» BRIEF
Locate every line that holds the string "Normalized" and copy it.

» WORKING DATA
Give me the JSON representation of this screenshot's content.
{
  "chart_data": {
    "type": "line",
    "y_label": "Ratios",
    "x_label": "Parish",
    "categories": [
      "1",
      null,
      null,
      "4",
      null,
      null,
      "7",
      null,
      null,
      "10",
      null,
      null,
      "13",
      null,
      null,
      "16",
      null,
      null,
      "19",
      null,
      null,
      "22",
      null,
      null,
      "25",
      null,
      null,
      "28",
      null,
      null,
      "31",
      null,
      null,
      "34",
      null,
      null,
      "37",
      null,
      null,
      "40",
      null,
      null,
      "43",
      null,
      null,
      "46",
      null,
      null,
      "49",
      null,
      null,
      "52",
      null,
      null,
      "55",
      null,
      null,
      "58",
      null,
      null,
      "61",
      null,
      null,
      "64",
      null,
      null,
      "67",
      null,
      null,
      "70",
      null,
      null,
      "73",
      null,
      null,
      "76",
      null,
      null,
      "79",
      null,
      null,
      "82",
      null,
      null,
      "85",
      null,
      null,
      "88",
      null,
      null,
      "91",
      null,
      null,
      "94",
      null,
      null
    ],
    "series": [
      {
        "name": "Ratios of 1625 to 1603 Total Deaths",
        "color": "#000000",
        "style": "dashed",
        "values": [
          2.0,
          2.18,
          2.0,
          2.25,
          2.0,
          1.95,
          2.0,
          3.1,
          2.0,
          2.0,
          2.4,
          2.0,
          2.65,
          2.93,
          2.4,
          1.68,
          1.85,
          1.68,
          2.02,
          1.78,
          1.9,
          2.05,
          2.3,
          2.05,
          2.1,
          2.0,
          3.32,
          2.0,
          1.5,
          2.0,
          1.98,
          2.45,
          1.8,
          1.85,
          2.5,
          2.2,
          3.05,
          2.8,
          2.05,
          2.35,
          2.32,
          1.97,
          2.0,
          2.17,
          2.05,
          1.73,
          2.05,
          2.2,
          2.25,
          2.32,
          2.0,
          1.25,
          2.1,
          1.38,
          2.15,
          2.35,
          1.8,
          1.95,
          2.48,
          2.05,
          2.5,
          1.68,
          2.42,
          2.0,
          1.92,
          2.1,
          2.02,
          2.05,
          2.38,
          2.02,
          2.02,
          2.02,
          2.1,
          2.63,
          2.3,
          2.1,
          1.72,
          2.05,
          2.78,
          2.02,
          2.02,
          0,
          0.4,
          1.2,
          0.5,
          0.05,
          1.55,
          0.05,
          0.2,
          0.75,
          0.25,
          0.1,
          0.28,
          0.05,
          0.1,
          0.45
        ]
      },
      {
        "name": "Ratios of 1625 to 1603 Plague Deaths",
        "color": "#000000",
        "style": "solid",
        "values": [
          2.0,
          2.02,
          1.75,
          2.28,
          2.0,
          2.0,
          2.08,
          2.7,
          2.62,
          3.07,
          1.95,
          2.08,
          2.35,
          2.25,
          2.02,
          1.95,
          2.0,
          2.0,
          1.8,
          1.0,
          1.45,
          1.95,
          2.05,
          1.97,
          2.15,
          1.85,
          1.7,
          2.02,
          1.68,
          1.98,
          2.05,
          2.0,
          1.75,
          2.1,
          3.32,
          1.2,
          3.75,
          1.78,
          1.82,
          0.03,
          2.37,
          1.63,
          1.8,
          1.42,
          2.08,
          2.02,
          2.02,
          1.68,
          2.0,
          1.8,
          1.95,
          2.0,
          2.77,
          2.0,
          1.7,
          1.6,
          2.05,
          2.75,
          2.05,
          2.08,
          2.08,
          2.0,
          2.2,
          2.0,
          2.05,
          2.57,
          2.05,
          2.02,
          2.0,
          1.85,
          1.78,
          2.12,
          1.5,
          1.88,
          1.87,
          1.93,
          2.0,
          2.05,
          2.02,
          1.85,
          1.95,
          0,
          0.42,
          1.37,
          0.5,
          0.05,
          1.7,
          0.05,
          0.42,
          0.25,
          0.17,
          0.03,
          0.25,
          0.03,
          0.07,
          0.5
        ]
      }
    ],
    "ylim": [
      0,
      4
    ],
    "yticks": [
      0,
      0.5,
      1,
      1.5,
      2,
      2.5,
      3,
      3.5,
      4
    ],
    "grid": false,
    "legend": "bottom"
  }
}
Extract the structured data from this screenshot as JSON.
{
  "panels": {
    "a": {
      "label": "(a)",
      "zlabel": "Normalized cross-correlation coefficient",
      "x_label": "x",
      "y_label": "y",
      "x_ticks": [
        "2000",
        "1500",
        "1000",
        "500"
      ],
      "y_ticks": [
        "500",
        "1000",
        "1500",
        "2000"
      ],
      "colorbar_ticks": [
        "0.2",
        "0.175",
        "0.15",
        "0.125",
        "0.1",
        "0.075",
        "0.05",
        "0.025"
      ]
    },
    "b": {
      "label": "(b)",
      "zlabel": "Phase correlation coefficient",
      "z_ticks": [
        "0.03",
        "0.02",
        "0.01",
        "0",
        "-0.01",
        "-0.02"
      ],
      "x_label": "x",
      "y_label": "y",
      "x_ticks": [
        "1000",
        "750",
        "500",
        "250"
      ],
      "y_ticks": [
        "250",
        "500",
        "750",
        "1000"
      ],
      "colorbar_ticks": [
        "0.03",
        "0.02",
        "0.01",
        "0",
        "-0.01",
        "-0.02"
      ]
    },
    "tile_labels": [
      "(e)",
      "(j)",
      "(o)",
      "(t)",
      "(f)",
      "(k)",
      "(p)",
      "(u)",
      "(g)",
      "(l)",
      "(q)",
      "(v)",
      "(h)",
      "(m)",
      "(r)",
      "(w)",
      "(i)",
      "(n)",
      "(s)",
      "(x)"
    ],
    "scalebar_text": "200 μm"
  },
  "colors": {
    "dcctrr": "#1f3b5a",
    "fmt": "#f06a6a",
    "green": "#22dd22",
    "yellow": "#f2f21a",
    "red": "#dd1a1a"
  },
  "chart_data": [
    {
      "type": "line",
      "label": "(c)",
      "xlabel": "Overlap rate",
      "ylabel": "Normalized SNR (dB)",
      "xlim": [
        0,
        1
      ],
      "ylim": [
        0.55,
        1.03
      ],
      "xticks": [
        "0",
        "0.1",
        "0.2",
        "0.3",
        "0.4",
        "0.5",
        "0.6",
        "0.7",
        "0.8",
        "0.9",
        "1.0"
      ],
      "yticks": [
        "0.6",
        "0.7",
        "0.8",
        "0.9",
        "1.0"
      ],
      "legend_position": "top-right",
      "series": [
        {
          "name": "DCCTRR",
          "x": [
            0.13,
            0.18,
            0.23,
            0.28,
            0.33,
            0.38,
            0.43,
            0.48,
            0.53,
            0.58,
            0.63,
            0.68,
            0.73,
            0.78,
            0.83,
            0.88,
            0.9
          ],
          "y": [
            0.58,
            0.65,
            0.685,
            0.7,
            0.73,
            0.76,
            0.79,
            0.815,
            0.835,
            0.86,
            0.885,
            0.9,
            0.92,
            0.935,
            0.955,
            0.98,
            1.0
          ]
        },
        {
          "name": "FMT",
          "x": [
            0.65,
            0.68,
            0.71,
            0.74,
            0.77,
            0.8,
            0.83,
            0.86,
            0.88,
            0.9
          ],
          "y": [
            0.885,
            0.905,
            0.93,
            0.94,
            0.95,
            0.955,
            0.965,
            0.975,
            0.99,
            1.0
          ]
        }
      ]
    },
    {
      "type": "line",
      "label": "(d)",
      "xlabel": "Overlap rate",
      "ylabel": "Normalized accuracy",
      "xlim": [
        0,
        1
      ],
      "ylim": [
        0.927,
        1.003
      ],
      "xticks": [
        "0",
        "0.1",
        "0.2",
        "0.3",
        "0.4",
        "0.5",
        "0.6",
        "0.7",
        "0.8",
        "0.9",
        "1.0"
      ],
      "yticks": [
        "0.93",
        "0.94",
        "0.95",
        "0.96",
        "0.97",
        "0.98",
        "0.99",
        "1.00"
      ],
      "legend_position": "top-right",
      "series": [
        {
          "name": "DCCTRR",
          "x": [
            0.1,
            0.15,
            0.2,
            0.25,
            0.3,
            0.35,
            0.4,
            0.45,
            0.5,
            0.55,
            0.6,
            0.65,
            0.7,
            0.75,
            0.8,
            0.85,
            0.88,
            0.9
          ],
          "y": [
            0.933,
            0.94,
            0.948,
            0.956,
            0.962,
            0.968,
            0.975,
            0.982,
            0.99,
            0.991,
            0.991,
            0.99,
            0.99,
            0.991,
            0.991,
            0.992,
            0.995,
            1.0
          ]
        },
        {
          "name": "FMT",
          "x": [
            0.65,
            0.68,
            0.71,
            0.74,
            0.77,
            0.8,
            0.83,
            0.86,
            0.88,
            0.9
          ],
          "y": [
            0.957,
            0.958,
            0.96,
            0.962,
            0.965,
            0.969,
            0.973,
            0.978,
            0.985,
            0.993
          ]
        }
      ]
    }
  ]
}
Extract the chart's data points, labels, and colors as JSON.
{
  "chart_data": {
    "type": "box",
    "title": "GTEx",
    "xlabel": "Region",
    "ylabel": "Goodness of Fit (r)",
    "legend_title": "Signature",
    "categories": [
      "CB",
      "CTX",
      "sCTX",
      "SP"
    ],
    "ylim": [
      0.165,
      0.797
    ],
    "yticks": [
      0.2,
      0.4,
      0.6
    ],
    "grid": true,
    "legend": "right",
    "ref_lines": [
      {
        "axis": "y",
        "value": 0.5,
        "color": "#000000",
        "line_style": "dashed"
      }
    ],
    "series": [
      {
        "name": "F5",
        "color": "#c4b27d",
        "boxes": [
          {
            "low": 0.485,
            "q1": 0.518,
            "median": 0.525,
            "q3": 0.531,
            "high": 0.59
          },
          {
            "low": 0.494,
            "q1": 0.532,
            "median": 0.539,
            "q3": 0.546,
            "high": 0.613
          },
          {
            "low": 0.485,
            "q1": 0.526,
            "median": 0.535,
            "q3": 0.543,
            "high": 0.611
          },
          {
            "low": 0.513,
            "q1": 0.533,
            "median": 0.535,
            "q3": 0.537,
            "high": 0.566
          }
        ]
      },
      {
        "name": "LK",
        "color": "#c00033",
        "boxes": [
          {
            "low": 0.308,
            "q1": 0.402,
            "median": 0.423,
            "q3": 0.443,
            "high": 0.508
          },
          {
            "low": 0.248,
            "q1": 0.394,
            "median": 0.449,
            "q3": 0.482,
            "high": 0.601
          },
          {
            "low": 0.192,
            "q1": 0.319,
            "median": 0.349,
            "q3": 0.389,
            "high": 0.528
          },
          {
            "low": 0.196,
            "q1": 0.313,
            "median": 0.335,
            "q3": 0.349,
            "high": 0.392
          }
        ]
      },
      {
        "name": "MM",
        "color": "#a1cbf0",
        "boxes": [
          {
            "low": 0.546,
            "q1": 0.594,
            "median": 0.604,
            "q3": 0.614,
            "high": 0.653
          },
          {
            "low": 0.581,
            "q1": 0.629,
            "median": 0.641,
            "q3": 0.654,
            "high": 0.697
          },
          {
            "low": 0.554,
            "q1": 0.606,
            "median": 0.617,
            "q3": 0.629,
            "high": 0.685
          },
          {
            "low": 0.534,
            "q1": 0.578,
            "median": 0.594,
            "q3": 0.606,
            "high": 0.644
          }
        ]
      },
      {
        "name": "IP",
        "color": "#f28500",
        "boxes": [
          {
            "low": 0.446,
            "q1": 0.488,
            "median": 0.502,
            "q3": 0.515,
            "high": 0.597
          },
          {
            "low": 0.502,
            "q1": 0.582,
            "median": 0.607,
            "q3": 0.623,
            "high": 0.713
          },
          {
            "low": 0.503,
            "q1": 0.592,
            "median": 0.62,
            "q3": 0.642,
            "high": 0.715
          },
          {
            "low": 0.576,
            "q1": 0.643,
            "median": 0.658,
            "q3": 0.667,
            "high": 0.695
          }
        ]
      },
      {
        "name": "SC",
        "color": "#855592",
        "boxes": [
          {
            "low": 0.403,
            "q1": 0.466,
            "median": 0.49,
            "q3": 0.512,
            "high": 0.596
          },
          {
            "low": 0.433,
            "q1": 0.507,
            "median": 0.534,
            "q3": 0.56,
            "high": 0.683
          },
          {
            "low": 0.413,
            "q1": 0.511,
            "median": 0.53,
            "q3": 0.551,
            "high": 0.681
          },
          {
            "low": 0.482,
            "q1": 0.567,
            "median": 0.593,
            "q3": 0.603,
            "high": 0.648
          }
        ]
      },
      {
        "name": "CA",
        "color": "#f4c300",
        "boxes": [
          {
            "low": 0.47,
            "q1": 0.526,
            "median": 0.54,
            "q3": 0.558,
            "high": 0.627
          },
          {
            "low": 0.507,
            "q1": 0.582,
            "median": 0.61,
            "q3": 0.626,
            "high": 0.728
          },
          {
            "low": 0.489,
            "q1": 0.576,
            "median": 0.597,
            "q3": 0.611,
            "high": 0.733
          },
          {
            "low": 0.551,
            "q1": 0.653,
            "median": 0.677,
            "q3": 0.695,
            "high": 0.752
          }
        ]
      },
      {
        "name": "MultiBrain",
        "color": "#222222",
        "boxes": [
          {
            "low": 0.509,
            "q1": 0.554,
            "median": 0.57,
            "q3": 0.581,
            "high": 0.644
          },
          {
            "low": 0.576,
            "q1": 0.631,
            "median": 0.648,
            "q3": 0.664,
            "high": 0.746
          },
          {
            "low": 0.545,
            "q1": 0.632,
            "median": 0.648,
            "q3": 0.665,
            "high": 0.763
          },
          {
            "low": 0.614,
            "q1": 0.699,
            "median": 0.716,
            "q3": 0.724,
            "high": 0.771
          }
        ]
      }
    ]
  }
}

» ANSWER
      "zlabel": "Normalized cross-correlation coefficient",
      "ylabel": "Normalized SNR (dB)",
      "ylabel": "Normalized accuracy",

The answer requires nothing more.